Aim: Reproduce the rows below with every occurrence of "identity-card-label" replaced by "identity-card-caption", leaving all other text unchanged. Omit the pictures from your output.

Excerpted records:

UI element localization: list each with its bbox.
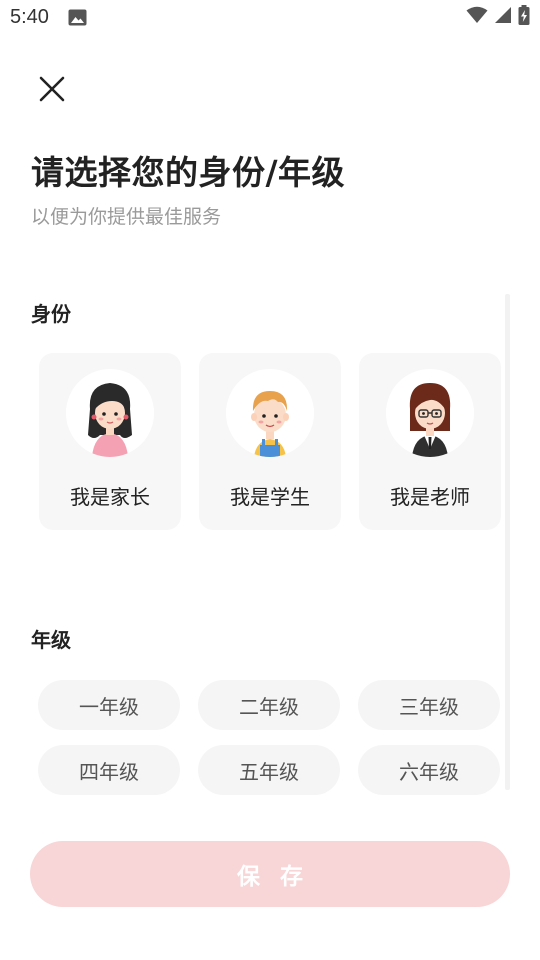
save-button-label: 保存 <box>237 863 323 889</box>
status-time: 5:40 <box>10 6 49 28</box>
wifi-icon <box>466 6 488 28</box>
teacher-avatar-icon <box>386 369 474 457</box>
parent-avatar-icon <box>66 369 154 457</box>
identity-card-teacher[interactable]: 我是老师 <box>359 353 501 530</box>
close-button[interactable] <box>32 70 72 110</box>
scrollbar[interactable] <box>505 294 510 790</box>
grade-option-6[interactable]: 六年级 <box>358 745 500 795</box>
gallery-icon <box>68 9 87 26</box>
save-button[interactable]: 保存 <box>30 841 510 907</box>
student-avatar-icon <box>226 369 314 457</box>
identity-card-label: 我是家长 <box>70 485 150 509</box>
identity-card-parent[interactable]: 我是家长 <box>39 353 181 530</box>
identity-card-label: 我是学生 <box>230 485 310 509</box>
grade-option-2[interactable]: 二年级 <box>198 680 340 730</box>
signal-icon <box>494 6 512 28</box>
grade-options: 一年级 二年级 三年级 四年级 五年级 六年级 <box>38 680 500 795</box>
identity-card-student[interactable]: 我是学生 <box>199 353 341 530</box>
grade-option-1[interactable]: 一年级 <box>38 680 180 730</box>
status-bar: 5:40 <box>0 0 540 36</box>
grade-option-3[interactable]: 三年级 <box>358 680 500 730</box>
battery-charging-icon <box>518 5 530 29</box>
identity-card-label: 我是老师 <box>390 485 470 509</box>
identity-section-label: 身份 <box>31 302 71 326</box>
page-subtitle: 以便为你提供最佳服务 <box>31 206 222 228</box>
page-title: 请选择您的身份/年级 <box>31 153 346 192</box>
grade-option-4[interactable]: 四年级 <box>38 745 180 795</box>
grade-option-5[interactable]: 五年级 <box>198 745 340 795</box>
grade-section-label: 年级 <box>31 628 71 652</box>
close-icon <box>39 76 65 102</box>
identity-options: 我是家长 我是学生 我是老师 <box>39 353 501 530</box>
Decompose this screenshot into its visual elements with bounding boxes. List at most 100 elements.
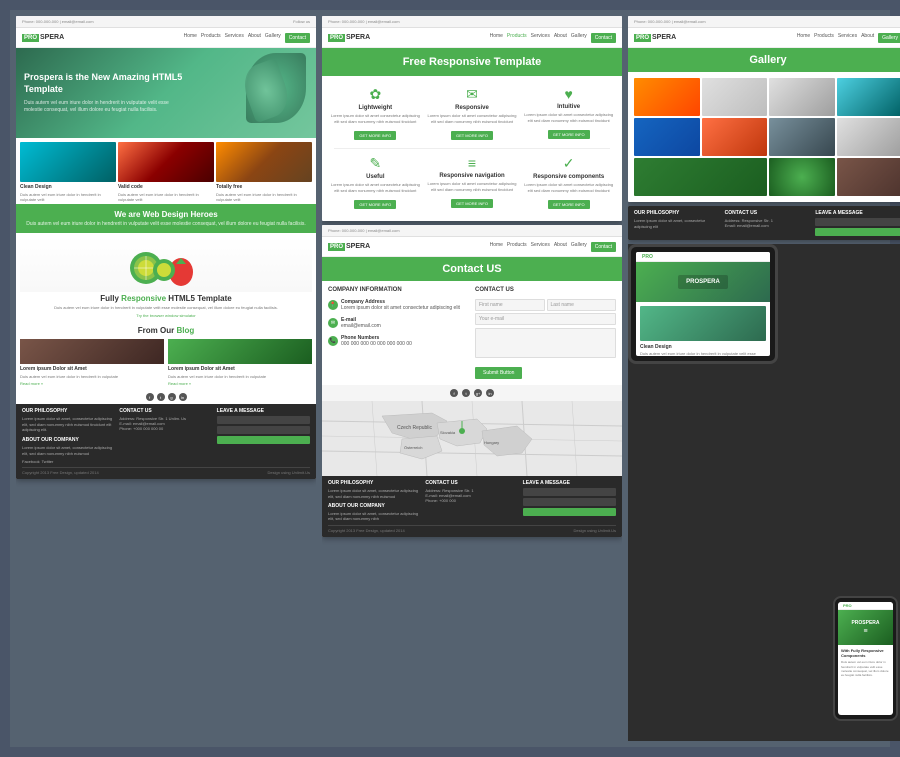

Solution to this task:
UI element localization: list each with its bbox.
save-button-label: 保存 <box>237 863 323 889</box>
status-time: 5:40 <box>10 6 49 28</box>
wifi-icon <box>466 6 488 28</box>
teacher-avatar-icon <box>386 369 474 457</box>
parent-avatar-icon <box>66 369 154 457</box>
identity-card-teacher[interactable]: 我是老师 <box>359 353 501 530</box>
close-button[interactable] <box>32 70 72 110</box>
scrollbar[interactable] <box>505 294 510 790</box>
grade-option-6[interactable]: 六年级 <box>358 745 500 795</box>
gallery-icon <box>68 9 87 26</box>
save-button[interactable]: 保存 <box>30 841 510 907</box>
student-avatar-icon <box>226 369 314 457</box>
identity-card-caption: 我是家长 <box>70 485 150 509</box>
identity-card-parent[interactable]: 我是家长 <box>39 353 181 530</box>
identity-card-caption: 我是学生 <box>230 485 310 509</box>
grade-option-2[interactable]: 二年级 <box>198 680 340 730</box>
signal-icon <box>494 6 512 28</box>
grade-options: 一年级 二年级 三年级 四年级 五年级 六年级 <box>38 680 500 795</box>
identity-card-student[interactable]: 我是学生 <box>199 353 341 530</box>
grade-option-1[interactable]: 一年级 <box>38 680 180 730</box>
status-bar: 5:40 <box>0 0 540 36</box>
grade-option-3[interactable]: 三年级 <box>358 680 500 730</box>
battery-charging-icon <box>518 5 530 29</box>
identity-card-caption: 我是老师 <box>390 485 470 509</box>
identity-section-label: 身份 <box>31 302 71 326</box>
page-subtitle: 以便为你提供最佳服务 <box>31 206 222 228</box>
page-title: 请选择您的身份/年级 <box>31 153 346 192</box>
grade-option-4[interactable]: 四年级 <box>38 745 180 795</box>
grade-option-5[interactable]: 五年级 <box>198 745 340 795</box>
grade-section-label: 年级 <box>31 628 71 652</box>
close-icon <box>39 76 65 102</box>
identity-options: 我是家长 我是学生 我是老师 <box>39 353 501 530</box>
Decompose this screenshot into its visual elements with bounding boxes. List at most 100 elements.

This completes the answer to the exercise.